>> Start Given records
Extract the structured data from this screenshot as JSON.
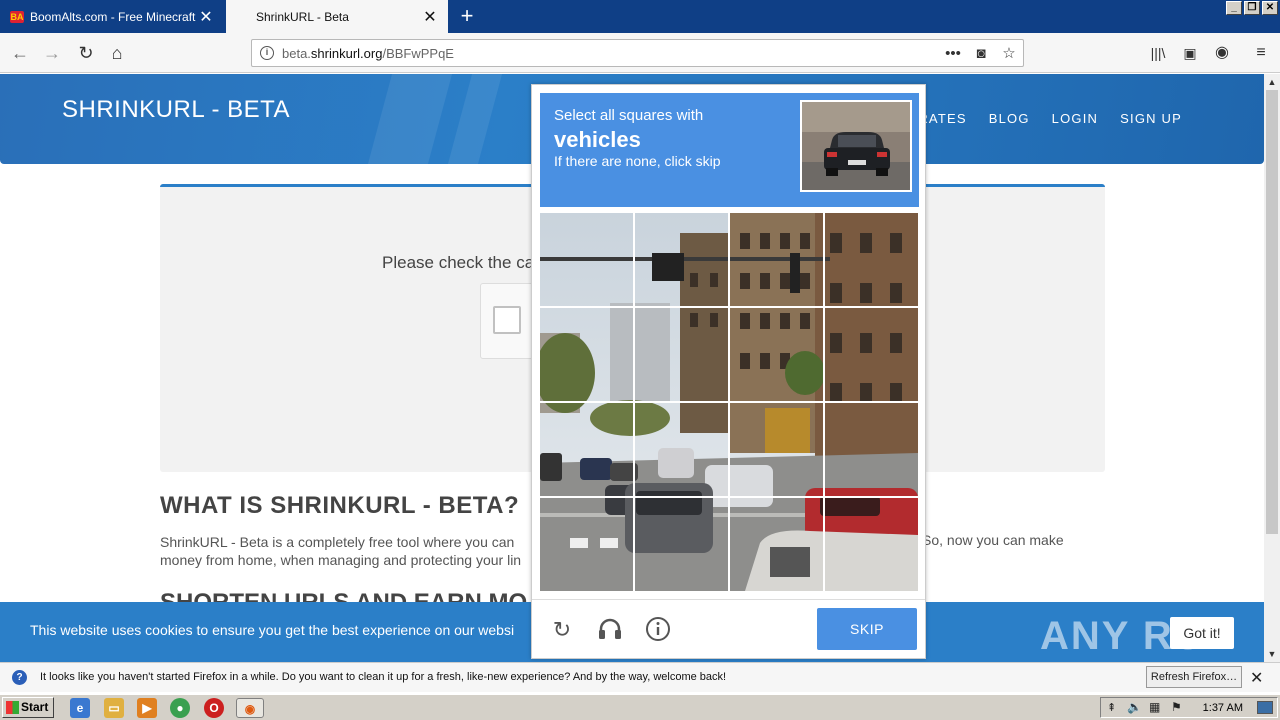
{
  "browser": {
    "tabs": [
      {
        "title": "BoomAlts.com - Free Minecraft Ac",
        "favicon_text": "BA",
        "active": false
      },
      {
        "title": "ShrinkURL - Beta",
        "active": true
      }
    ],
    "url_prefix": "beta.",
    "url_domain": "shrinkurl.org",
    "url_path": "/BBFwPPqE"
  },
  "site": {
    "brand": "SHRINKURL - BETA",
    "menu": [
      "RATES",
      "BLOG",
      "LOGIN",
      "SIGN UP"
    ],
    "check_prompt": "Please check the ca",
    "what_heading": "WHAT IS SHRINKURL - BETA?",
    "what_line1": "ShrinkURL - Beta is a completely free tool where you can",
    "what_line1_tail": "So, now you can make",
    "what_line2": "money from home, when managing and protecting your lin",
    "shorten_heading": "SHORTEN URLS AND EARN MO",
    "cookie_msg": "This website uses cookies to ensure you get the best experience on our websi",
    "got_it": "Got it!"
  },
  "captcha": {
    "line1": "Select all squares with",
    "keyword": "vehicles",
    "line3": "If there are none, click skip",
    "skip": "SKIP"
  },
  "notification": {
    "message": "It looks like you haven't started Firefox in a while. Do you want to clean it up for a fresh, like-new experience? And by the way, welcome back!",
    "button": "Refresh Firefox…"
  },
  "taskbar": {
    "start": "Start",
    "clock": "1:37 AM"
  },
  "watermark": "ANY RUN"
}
>> End Given records
== Goal ==
Please set down each line of the data above exactly as written, without the pictures.

== Reply to the exercise ==
Extract the structured data from this screenshot as JSON.
{
  "browser": {
    "tabs": [
      {
        "title": "BoomAlts.com - Free Minecraft Ac",
        "favicon_text": "BA",
        "active": false
      },
      {
        "title": "ShrinkURL - Beta",
        "active": true
      }
    ],
    "url_prefix": "beta.",
    "url_domain": "shrinkurl.org",
    "url_path": "/BBFwPPqE"
  },
  "site": {
    "brand": "SHRINKURL - BETA",
    "menu": [
      "RATES",
      "BLOG",
      "LOGIN",
      "SIGN UP"
    ],
    "check_prompt": "Please check the ca",
    "what_heading": "WHAT IS SHRINKURL - BETA?",
    "what_line1": "ShrinkURL - Beta is a completely free tool where you can",
    "what_line1_tail": "So, now you can make",
    "what_line2": "money from home, when managing and protecting your lin",
    "shorten_heading": "SHORTEN URLS AND EARN MO",
    "cookie_msg": "This website uses cookies to ensure you get the best experience on our websi",
    "got_it": "Got it!"
  },
  "captcha": {
    "line1": "Select all squares with",
    "keyword": "vehicles",
    "line3": "If there are none, click skip",
    "skip": "SKIP"
  },
  "notification": {
    "message": "It looks like you haven't started Firefox in a while. Do you want to clean it up for a fresh, like-new experience? And by the way, welcome back!",
    "button": "Refresh Firefox…"
  },
  "taskbar": {
    "start": "Start",
    "clock": "1:37 AM"
  },
  "watermark": "ANY RUN"
}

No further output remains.